Task description:
Please state how many lines in the records contain the string "бизнес", with no words besides the number.

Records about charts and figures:
☆ ☆ ☆
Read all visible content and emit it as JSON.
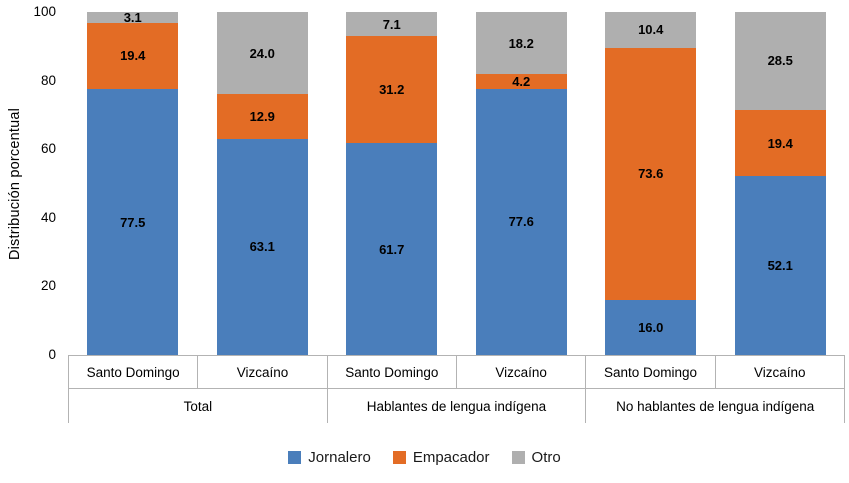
{
  "chart_data": {
    "type": "bar",
    "subtype": "stacked-100-percent",
    "title": "",
    "xlabel": "",
    "ylabel": "Distribución porcentual",
    "ylim": [
      0,
      100
    ],
    "yticks": [
      0,
      20,
      40,
      60,
      80,
      100
    ],
    "grid": false,
    "legend_position": "bottom",
    "series_order": [
      "Jornalero",
      "Empacador",
      "Otro"
    ],
    "colors": {
      "Jornalero": "#4A7EBB",
      "Empacador": "#E36C25",
      "Otro": "#AFAFAF"
    },
    "groups": [
      {
        "label": "Total",
        "bars": [
          {
            "label": "Santo Domingo",
            "segments": [
              {
                "series": "Jornalero",
                "value": 77.5,
                "label": "77.5"
              },
              {
                "series": "Empacador",
                "value": 19.4,
                "label": "19.4"
              },
              {
                "series": "Otro",
                "value": 3.1,
                "label": "3.1"
              }
            ]
          },
          {
            "label": "Vizcaíno",
            "segments": [
              {
                "series": "Jornalero",
                "value": 63.1,
                "label": "63.1"
              },
              {
                "series": "Empacador",
                "value": 12.9,
                "label": "12.9"
              },
              {
                "series": "Otro",
                "value": 24.0,
                "label": "24.0"
              }
            ]
          }
        ]
      },
      {
        "label": "Hablantes de lengua indígena",
        "bars": [
          {
            "label": "Santo Domingo",
            "segments": [
              {
                "series": "Jornalero",
                "value": 61.7,
                "label": "61.7"
              },
              {
                "series": "Empacador",
                "value": 31.2,
                "label": "31.2"
              },
              {
                "series": "Otro",
                "value": 7.1,
                "label": "7.1"
              }
            ]
          },
          {
            "label": "Vizcaíno",
            "segments": [
              {
                "series": "Jornalero",
                "value": 77.6,
                "label": "77.6"
              },
              {
                "series": "Empacador",
                "value": 4.2,
                "label": "4.2"
              },
              {
                "series": "Otro",
                "value": 18.2,
                "label": "18.2"
              }
            ]
          }
        ]
      },
      {
        "label": "No hablantes de lengua indígena",
        "bars": [
          {
            "label": "Santo Domingo",
            "segments": [
              {
                "series": "Jornalero",
                "value": 16.0,
                "label": "16.0"
              },
              {
                "series": "Empacador",
                "value": 73.6,
                "label": "73.6"
              },
              {
                "series": "Otro",
                "value": 10.4,
                "label": "10.4"
              }
            ]
          },
          {
            "label": "Vizcaíno",
            "segments": [
              {
                "series": "Jornalero",
                "value": 52.1,
                "label": "52.1"
              },
              {
                "series": "Empacador",
                "value": 19.4,
                "label": "19.4"
              },
              {
                "series": "Otro",
                "value": 28.5,
                "label": "28.5"
              }
            ]
          }
        ]
      }
    ],
    "legend": [
      {
        "name": "Jornalero",
        "color": "#4A7EBB"
      },
      {
        "name": "Empacador",
        "color": "#E36C25"
      },
      {
        "name": "Otro",
        "color": "#AFAFAF"
      }
    ]
  }
}
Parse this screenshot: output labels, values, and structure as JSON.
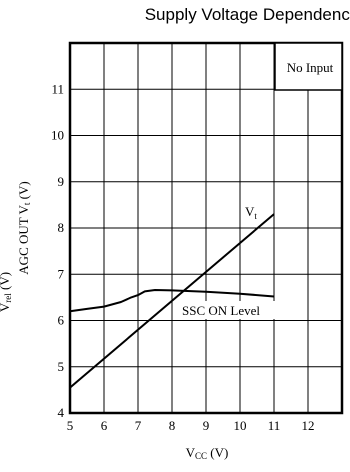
{
  "chart_data": {
    "type": "line",
    "title": "Supply Voltage Dependence",
    "xlabel": {
      "main": "V",
      "sub": "CC",
      "unit": " (V)"
    },
    "ylabel": {
      "main": "AGC OUT  V",
      "sub": "t",
      "unit": " (V)"
    },
    "ylabel_clipped": {
      "main": "V",
      "sub": "rel",
      "unit": " (V)"
    },
    "xlim": [
      5,
      13
    ],
    "ylim": [
      4,
      12
    ],
    "xticks": [
      5,
      6,
      7,
      8,
      9,
      10,
      11,
      12
    ],
    "yticks": [
      4,
      5,
      6,
      7,
      8,
      9,
      10,
      11
    ],
    "grid": true,
    "legend_box": "No Input",
    "series": [
      {
        "name": {
          "main": "V",
          "sub": "t"
        },
        "points": [
          [
            5.0,
            4.55
          ],
          [
            11.0,
            8.3
          ]
        ]
      },
      {
        "name": "SSC ON Level",
        "points": [
          [
            5.0,
            6.2
          ],
          [
            5.5,
            6.25
          ],
          [
            6.0,
            6.3
          ],
          [
            6.5,
            6.4
          ],
          [
            6.8,
            6.5
          ],
          [
            7.0,
            6.55
          ],
          [
            7.2,
            6.63
          ],
          [
            7.5,
            6.66
          ],
          [
            8.0,
            6.65
          ],
          [
            9.0,
            6.62
          ],
          [
            10.0,
            6.58
          ],
          [
            11.0,
            6.52
          ]
        ]
      }
    ]
  }
}
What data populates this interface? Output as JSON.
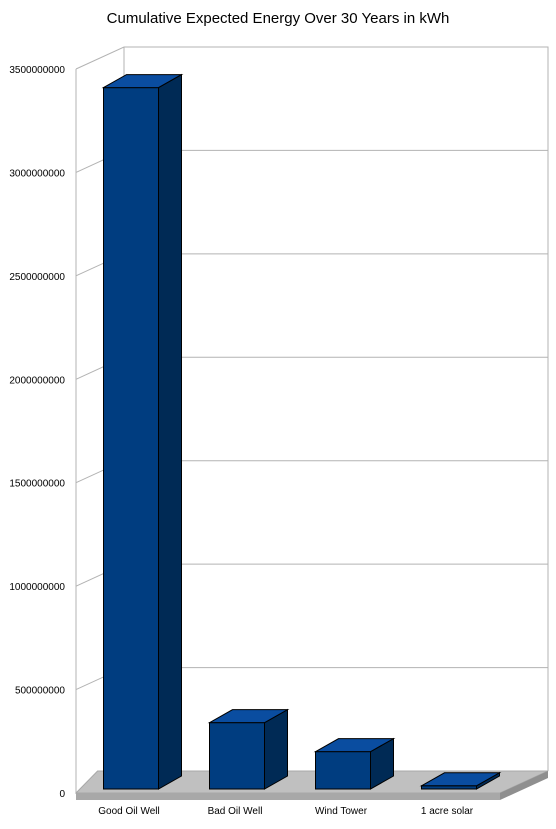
{
  "chart_data": {
    "type": "bar",
    "title": "Cumulative Expected Energy Over 30 Years in kWh",
    "xlabel": "",
    "ylabel": "",
    "categories": [
      "Good Oil Well",
      "Bad Oil Well",
      "Wind Tower",
      "1 acre solar"
    ],
    "values": [
      3410000000,
      340000000,
      200000000,
      35000000
    ],
    "ylim": [
      0,
      3500000000
    ],
    "yticks": [
      "0",
      "500000000",
      "1000000000",
      "1500000000",
      "2000000000",
      "2500000000",
      "3000000000",
      "3500000000"
    ],
    "grid": true,
    "legend": "none",
    "three_d": true,
    "colors": {
      "bar_front": "#003d80",
      "bar_top": "#0a4da0",
      "bar_side": "#002a55",
      "floor": "#c0c0c0",
      "floor_edge": "#a8a8a8",
      "grid": "#b3b3b3",
      "wall_edge": "#b3b3b3"
    }
  }
}
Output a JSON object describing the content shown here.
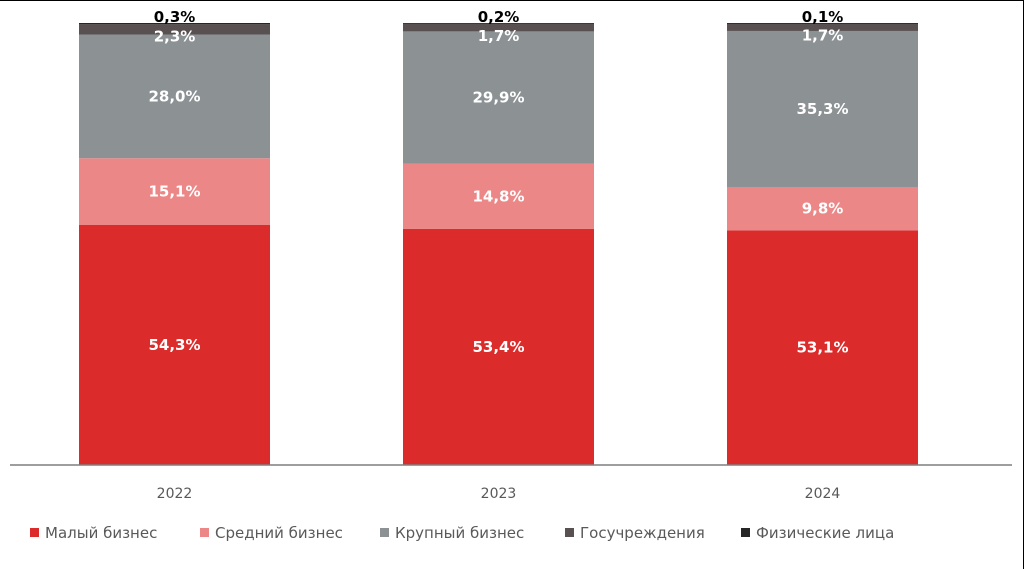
{
  "chart_data": {
    "type": "bar",
    "stacked": true,
    "categories": [
      "2022",
      "2023",
      "2024"
    ],
    "series": [
      {
        "name": "Малый бизнес",
        "color": "#dc2b2b",
        "values": [
          54.3,
          53.4,
          53.1
        ],
        "labels": [
          "54,3%",
          "53,4%",
          "53,1%"
        ]
      },
      {
        "name": "Средний бизнес",
        "color": "#ec8787",
        "values": [
          15.1,
          14.8,
          9.8
        ],
        "labels": [
          "15,1%",
          "14,8%",
          "9,8%"
        ]
      },
      {
        "name": "Крупный бизнес",
        "color": "#8c9194",
        "values": [
          28.0,
          29.9,
          35.3
        ],
        "labels": [
          "28,0%",
          "29,9%",
          "35,3%"
        ]
      },
      {
        "name": "Госучреждения",
        "color": "#595151",
        "values": [
          2.3,
          1.7,
          1.7
        ],
        "labels": [
          "2,3%",
          "1,7%",
          "1,7%"
        ]
      },
      {
        "name": "Физические лица",
        "color": "#262626",
        "values": [
          0.3,
          0.2,
          0.1
        ],
        "labels": [
          "0,3%",
          "0,2%",
          "0,1%"
        ]
      }
    ],
    "ylim": [
      0,
      100
    ],
    "grid": false,
    "legend": "bottom"
  }
}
☆ ☆ ☆
Response for this exercise:
3